> [EXERCISE INSTRUCTIONS]: Pictures do not belong in the copy. Return all of the entries exactly.

> [RECORDS PROVIDED]:
++++++++++++++++++++
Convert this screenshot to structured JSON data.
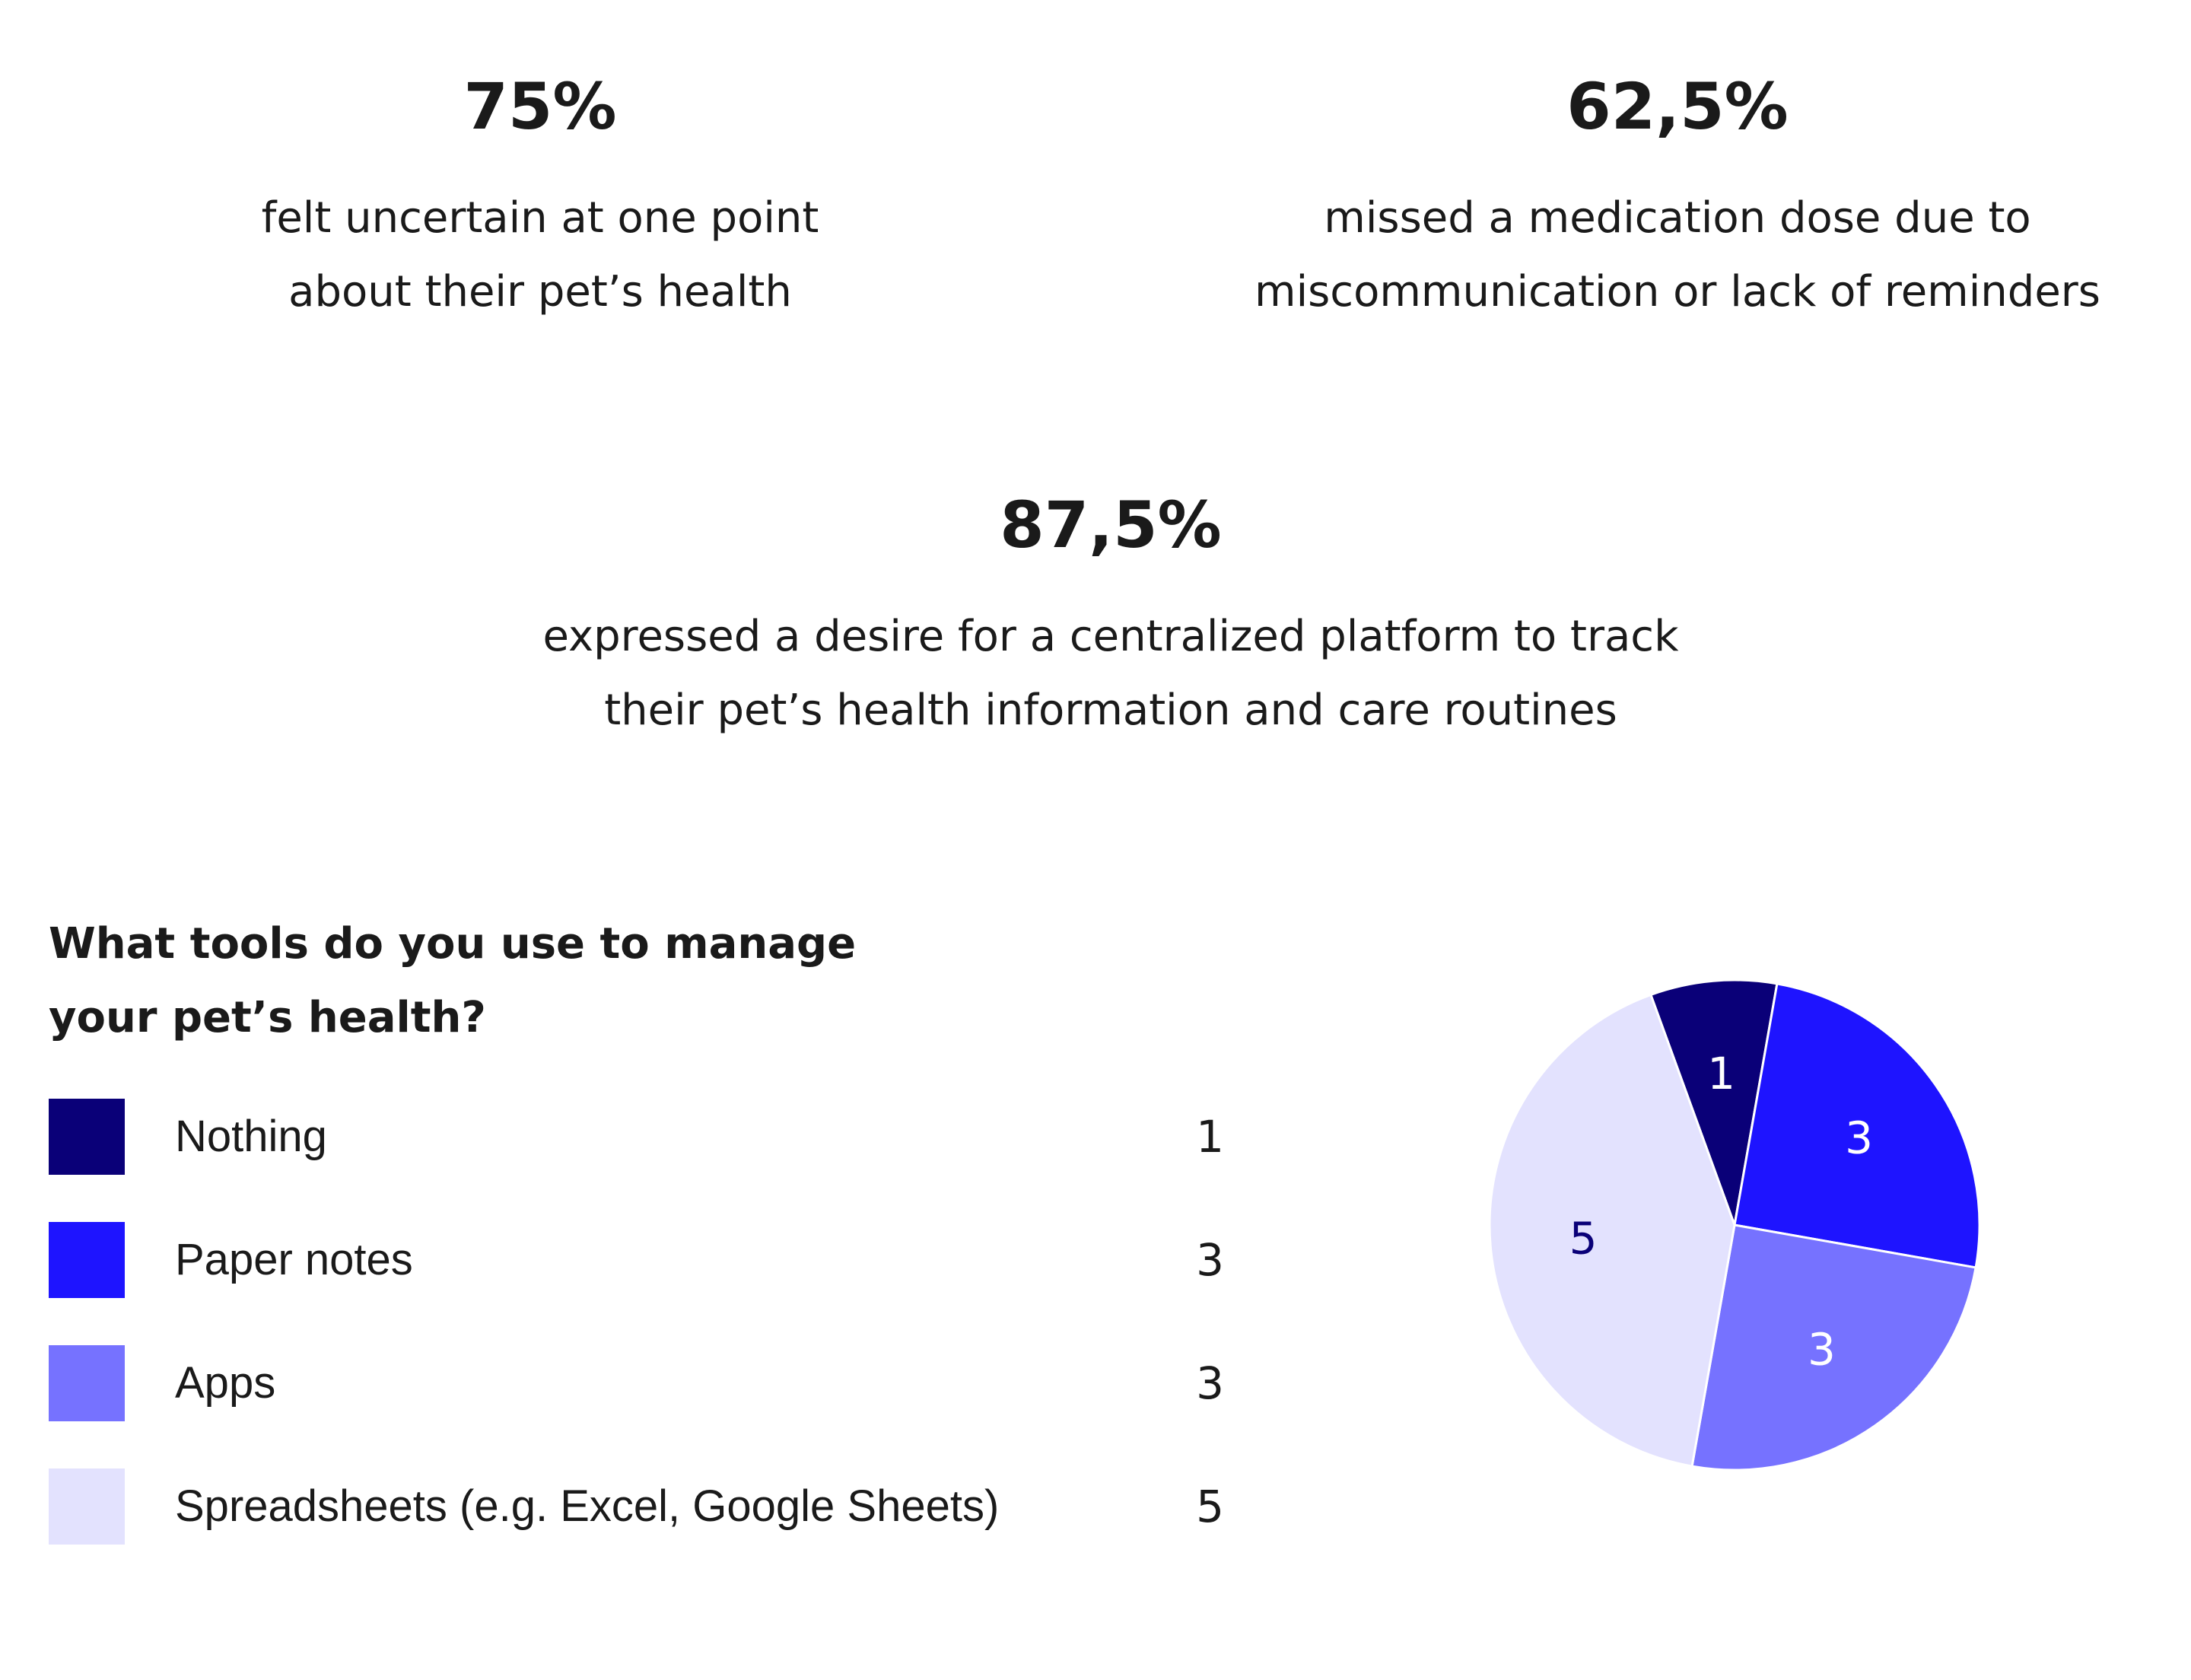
{
  "stats": [
    {
      "value": "75%",
      "line1": "felt uncertain at one point",
      "line2": "about their pet’s health"
    },
    {
      "value": "62,5%",
      "line1": "missed a medication dose due to",
      "line2": "miscommunication or lack of reminders"
    },
    {
      "value": "87,5%",
      "line1": "expressed a desire for a centralized platform to track",
      "line2": "their pet’s health information and care routines"
    }
  ],
  "legend": {
    "title_line1": "What tools do you use to manage",
    "title_line2": "your pet’s health?",
    "items": [
      {
        "label": "Nothing",
        "count": "1",
        "color": "#0a0078"
      },
      {
        "label": "Paper notes",
        "count": "3",
        "color": "#1e14ff"
      },
      {
        "label": "Apps",
        "count": "3",
        "color": "#7672ff"
      },
      {
        "label": "Spreadsheets (e.g. Excel, Google Sheets)",
        "count": "5",
        "color": "#e3e2fe"
      }
    ]
  },
  "chart_data": {
    "type": "pie",
    "title": "What tools do you use to manage your pet’s health?",
    "categories": [
      "Nothing",
      "Paper notes",
      "Apps",
      "Spreadsheets (e.g. Excel, Google Sheets)"
    ],
    "values": [
      1,
      3,
      3,
      5
    ],
    "colors": [
      "#0a0078",
      "#1e14ff",
      "#7672ff",
      "#e3e2fe"
    ],
    "label_colors": [
      "#ffffff",
      "#ffffff",
      "#ffffff",
      "#0a0078"
    ],
    "start_angle_deg": -20
  }
}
++++++++++++++++++++
> [THE COMPLETED TASK]:
Convert this screenshot to structured JSON data.
{
  "stats": [
    {
      "value": "75%",
      "line1": "felt uncertain at one point",
      "line2": "about their pet’s health"
    },
    {
      "value": "62,5%",
      "line1": "missed a medication dose due to",
      "line2": "miscommunication or lack of reminders"
    },
    {
      "value": "87,5%",
      "line1": "expressed a desire for a centralized platform to track",
      "line2": "their pet’s health information and care routines"
    }
  ],
  "legend": {
    "title_line1": "What tools do you use to manage",
    "title_line2": "your pet’s health?",
    "items": [
      {
        "label": "Nothing",
        "count": "1",
        "color": "#0a0078"
      },
      {
        "label": "Paper notes",
        "count": "3",
        "color": "#1e14ff"
      },
      {
        "label": "Apps",
        "count": "3",
        "color": "#7672ff"
      },
      {
        "label": "Spreadsheets (e.g. Excel, Google Sheets)",
        "count": "5",
        "color": "#e3e2fe"
      }
    ]
  },
  "chart_data": {
    "type": "pie",
    "title": "What tools do you use to manage your pet’s health?",
    "categories": [
      "Nothing",
      "Paper notes",
      "Apps",
      "Spreadsheets (e.g. Excel, Google Sheets)"
    ],
    "values": [
      1,
      3,
      3,
      5
    ],
    "colors": [
      "#0a0078",
      "#1e14ff",
      "#7672ff",
      "#e3e2fe"
    ],
    "label_colors": [
      "#ffffff",
      "#ffffff",
      "#ffffff",
      "#0a0078"
    ],
    "start_angle_deg": -20
  }
}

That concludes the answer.